SET PROBLEM: Using the entries below, quote exactly the span of lines that begins with the line containing "Transcribe this image's" and ends with the final line.

(Stored data)
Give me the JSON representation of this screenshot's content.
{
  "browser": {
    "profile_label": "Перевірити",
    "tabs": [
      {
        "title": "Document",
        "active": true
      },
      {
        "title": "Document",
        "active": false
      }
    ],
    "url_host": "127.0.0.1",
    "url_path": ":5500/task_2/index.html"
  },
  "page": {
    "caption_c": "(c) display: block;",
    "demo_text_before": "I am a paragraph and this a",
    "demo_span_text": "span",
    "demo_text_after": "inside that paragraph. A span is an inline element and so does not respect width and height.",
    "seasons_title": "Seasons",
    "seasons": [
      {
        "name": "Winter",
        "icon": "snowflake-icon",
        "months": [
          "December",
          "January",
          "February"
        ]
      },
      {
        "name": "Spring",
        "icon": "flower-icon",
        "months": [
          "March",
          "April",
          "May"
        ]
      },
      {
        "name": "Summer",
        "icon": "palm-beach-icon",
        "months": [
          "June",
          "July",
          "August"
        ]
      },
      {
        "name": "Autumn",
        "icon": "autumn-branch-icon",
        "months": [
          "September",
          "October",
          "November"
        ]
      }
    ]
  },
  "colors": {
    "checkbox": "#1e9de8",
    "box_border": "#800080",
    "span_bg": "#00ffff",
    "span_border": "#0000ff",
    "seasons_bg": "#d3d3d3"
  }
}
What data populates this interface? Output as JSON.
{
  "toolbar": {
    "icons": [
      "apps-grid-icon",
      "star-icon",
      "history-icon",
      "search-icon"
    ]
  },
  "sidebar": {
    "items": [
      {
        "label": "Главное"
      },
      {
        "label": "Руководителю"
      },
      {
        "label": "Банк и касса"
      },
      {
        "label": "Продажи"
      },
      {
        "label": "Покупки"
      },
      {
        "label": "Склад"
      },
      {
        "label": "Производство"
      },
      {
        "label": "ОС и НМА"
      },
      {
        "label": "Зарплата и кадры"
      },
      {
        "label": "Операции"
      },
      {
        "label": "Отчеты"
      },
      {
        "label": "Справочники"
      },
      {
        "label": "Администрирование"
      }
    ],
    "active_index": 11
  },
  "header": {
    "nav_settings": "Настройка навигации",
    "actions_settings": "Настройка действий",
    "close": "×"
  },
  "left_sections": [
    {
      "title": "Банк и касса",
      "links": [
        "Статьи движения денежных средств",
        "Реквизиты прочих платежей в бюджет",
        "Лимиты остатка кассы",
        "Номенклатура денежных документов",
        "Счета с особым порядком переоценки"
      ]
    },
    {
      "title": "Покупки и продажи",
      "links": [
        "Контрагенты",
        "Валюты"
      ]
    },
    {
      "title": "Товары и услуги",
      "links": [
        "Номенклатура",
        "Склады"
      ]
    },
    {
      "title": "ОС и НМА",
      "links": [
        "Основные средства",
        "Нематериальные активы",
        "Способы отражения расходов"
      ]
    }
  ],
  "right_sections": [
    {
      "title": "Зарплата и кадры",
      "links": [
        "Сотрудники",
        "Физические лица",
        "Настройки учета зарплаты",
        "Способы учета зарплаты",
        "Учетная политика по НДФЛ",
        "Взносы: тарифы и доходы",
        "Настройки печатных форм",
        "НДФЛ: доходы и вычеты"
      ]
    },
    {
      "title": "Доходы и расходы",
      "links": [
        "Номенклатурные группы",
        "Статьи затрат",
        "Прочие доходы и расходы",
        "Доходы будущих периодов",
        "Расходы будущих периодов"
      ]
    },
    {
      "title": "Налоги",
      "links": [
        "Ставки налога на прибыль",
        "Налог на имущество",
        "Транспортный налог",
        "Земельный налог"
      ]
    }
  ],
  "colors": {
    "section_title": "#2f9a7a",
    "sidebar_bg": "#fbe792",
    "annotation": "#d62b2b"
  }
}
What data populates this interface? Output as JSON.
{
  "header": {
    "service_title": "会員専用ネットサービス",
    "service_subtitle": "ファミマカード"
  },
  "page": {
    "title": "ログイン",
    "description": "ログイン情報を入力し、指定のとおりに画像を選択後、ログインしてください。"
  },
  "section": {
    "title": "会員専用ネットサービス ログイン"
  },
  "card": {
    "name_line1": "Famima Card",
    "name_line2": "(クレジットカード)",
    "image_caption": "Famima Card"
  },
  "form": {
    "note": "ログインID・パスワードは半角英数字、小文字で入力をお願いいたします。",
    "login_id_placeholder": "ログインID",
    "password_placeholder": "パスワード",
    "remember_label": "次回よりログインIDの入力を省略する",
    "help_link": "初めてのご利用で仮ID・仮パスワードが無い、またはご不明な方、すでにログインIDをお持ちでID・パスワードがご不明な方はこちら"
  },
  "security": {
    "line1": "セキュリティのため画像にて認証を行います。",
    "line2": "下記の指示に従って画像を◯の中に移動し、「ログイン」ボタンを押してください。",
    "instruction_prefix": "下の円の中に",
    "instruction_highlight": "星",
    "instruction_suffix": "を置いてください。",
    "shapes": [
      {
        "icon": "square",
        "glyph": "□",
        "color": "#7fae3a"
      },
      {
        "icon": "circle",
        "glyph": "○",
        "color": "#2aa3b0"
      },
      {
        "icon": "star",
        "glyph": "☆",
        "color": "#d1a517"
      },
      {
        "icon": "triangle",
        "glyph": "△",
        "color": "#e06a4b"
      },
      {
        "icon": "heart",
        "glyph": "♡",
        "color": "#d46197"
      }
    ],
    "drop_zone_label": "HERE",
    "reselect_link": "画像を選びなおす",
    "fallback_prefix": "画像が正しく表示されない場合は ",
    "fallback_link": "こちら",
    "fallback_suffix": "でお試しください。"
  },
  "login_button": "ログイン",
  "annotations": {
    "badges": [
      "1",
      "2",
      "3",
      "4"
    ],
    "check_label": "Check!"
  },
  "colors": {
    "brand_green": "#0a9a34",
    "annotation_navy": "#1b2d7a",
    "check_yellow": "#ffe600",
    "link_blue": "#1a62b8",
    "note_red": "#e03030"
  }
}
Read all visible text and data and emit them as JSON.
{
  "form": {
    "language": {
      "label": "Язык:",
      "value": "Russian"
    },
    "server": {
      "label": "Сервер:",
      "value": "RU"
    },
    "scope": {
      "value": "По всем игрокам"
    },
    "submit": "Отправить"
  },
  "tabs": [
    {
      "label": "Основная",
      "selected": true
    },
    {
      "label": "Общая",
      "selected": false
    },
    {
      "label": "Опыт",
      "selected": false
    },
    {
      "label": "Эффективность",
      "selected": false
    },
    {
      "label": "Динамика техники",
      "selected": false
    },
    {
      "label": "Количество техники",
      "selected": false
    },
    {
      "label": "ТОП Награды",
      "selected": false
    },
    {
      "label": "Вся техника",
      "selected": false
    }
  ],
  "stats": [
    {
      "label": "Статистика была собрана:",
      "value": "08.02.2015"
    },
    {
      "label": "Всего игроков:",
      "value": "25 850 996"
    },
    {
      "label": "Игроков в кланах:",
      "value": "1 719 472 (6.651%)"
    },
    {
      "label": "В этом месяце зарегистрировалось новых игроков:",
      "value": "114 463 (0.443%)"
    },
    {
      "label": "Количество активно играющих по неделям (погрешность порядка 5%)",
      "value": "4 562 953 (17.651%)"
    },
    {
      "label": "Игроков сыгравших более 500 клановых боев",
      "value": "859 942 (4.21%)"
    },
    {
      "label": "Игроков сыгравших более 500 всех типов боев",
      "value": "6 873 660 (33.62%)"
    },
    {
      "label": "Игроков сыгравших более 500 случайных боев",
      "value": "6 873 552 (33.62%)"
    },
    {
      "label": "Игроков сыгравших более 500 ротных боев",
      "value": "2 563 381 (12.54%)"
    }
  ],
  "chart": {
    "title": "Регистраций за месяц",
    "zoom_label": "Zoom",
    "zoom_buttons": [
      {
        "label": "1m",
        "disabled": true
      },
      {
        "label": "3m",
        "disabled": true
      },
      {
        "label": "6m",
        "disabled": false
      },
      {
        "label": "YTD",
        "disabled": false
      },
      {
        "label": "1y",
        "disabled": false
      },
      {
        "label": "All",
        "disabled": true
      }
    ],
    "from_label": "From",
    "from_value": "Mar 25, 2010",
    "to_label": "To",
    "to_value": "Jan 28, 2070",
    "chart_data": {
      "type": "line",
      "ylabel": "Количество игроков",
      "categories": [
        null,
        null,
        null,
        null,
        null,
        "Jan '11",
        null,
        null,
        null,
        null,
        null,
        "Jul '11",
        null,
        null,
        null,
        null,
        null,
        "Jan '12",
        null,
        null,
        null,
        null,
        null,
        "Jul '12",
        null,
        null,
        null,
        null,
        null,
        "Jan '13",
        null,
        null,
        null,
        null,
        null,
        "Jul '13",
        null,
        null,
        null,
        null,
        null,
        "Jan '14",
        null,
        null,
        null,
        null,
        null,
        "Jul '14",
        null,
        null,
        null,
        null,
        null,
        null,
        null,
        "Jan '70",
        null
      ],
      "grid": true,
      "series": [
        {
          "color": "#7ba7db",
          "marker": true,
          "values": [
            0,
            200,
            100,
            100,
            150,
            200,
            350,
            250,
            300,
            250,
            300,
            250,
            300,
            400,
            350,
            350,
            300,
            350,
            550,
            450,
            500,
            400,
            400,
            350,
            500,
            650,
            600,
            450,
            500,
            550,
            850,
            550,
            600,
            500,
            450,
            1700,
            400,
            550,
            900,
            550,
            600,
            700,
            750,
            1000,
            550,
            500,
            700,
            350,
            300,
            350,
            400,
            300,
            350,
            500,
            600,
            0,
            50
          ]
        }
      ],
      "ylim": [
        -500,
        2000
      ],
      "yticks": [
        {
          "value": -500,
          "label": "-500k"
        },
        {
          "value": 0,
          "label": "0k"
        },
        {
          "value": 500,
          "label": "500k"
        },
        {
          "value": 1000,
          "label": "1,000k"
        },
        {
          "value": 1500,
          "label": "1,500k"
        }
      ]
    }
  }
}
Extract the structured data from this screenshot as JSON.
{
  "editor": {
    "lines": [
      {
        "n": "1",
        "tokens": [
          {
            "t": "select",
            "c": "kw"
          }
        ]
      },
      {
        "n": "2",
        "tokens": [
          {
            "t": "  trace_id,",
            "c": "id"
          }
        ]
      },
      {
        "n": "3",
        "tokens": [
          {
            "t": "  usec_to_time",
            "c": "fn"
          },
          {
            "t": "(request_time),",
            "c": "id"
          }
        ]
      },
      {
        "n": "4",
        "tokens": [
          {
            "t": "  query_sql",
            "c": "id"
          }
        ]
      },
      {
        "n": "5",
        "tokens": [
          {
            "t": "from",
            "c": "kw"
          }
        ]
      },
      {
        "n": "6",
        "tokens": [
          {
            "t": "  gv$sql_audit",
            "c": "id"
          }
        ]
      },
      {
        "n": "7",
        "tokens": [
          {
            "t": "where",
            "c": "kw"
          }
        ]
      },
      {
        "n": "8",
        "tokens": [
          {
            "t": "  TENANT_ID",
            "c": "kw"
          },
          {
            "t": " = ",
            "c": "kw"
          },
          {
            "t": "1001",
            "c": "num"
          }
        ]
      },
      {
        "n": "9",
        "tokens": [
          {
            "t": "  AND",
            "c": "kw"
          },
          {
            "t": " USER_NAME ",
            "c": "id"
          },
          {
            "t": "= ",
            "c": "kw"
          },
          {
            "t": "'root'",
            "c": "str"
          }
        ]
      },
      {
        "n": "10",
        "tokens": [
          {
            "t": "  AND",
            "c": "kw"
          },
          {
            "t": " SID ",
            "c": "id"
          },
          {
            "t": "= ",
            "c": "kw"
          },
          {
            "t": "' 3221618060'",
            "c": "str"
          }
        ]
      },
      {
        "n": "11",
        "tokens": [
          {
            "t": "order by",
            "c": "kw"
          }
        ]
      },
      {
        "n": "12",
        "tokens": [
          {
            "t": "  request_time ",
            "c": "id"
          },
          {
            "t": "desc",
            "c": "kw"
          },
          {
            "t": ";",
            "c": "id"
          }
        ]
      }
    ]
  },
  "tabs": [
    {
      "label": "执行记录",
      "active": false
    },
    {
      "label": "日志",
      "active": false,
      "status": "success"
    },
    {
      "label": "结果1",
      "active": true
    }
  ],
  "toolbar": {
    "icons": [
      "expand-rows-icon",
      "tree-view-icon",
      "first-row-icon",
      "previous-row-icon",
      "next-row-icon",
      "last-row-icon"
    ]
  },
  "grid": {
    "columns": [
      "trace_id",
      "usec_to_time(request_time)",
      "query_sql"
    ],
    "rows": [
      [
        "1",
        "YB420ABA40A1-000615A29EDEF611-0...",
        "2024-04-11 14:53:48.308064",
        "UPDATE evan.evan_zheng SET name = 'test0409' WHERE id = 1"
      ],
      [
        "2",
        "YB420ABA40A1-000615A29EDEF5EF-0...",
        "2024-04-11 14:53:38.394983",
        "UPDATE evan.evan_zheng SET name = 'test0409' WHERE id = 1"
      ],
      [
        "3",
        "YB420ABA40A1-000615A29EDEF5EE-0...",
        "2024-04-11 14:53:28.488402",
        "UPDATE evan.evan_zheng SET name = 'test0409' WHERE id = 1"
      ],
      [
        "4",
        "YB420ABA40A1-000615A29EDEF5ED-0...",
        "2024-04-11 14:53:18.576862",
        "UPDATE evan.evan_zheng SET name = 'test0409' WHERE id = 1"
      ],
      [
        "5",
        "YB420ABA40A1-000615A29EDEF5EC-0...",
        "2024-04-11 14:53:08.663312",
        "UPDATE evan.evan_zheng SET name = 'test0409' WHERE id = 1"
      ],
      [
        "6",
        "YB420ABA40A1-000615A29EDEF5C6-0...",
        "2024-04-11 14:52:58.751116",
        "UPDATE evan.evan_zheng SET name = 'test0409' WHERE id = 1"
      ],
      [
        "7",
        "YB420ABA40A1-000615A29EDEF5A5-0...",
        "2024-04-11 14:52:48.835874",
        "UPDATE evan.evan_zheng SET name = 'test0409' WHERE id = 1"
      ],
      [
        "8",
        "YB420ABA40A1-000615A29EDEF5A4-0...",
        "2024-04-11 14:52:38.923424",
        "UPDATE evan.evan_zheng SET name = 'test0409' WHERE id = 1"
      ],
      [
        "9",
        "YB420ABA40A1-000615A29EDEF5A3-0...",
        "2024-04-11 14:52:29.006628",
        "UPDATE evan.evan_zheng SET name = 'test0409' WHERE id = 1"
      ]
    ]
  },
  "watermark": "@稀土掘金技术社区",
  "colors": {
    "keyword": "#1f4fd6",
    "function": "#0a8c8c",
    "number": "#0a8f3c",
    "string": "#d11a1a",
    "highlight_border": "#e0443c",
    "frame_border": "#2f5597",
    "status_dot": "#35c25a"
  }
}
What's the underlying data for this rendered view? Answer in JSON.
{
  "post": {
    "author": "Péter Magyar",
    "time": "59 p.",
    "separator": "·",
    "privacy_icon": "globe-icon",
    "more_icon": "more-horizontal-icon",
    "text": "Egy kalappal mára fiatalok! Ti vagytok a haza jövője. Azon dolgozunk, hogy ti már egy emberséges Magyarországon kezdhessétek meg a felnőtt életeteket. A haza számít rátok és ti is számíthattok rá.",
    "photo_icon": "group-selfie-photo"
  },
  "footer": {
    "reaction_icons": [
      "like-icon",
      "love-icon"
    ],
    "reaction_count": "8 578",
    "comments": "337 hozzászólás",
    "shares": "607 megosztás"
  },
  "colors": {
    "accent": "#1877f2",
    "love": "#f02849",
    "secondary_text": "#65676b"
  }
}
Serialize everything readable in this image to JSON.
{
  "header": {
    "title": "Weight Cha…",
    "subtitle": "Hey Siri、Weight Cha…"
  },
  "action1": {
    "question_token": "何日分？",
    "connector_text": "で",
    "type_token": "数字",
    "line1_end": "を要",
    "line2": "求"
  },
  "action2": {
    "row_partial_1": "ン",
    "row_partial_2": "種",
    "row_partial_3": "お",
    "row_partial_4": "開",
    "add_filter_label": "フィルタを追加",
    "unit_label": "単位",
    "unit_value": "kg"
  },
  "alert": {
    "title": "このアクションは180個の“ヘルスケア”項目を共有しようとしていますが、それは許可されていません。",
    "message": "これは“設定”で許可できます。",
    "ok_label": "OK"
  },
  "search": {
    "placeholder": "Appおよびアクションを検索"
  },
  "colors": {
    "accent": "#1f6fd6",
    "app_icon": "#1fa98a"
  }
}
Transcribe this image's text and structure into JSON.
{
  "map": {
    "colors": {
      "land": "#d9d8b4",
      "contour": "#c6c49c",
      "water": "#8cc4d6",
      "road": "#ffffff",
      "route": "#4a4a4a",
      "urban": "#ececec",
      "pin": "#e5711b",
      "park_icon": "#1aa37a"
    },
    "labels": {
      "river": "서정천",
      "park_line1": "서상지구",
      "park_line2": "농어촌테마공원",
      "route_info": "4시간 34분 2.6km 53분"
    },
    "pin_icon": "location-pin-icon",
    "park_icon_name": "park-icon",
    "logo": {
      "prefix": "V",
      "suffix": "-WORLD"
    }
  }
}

RESPONSE:
Transcribe this image's text and structure into JSON.
{
  "map": {
    "colors": {
      "land": "#d9d8b4",
      "contour": "#c6c49c",
      "water": "#8cc4d6",
      "road": "#ffffff",
      "route": "#4a4a4a",
      "urban": "#ececec",
      "pin": "#e5711b",
      "park_icon": "#1aa37a"
    },
    "labels": {
      "river": "서정천",
      "park_line1": "서상지구",
      "park_line2": "농어촌테마공원",
      "route_info": "4시간 34분 2.6km 53분"
    },
    "pin_icon": "location-pin-icon",
    "park_icon_name": "park-icon",
    "logo": {
      "prefix": "V",
      "suffix": "-WORLD"
    }
  }
}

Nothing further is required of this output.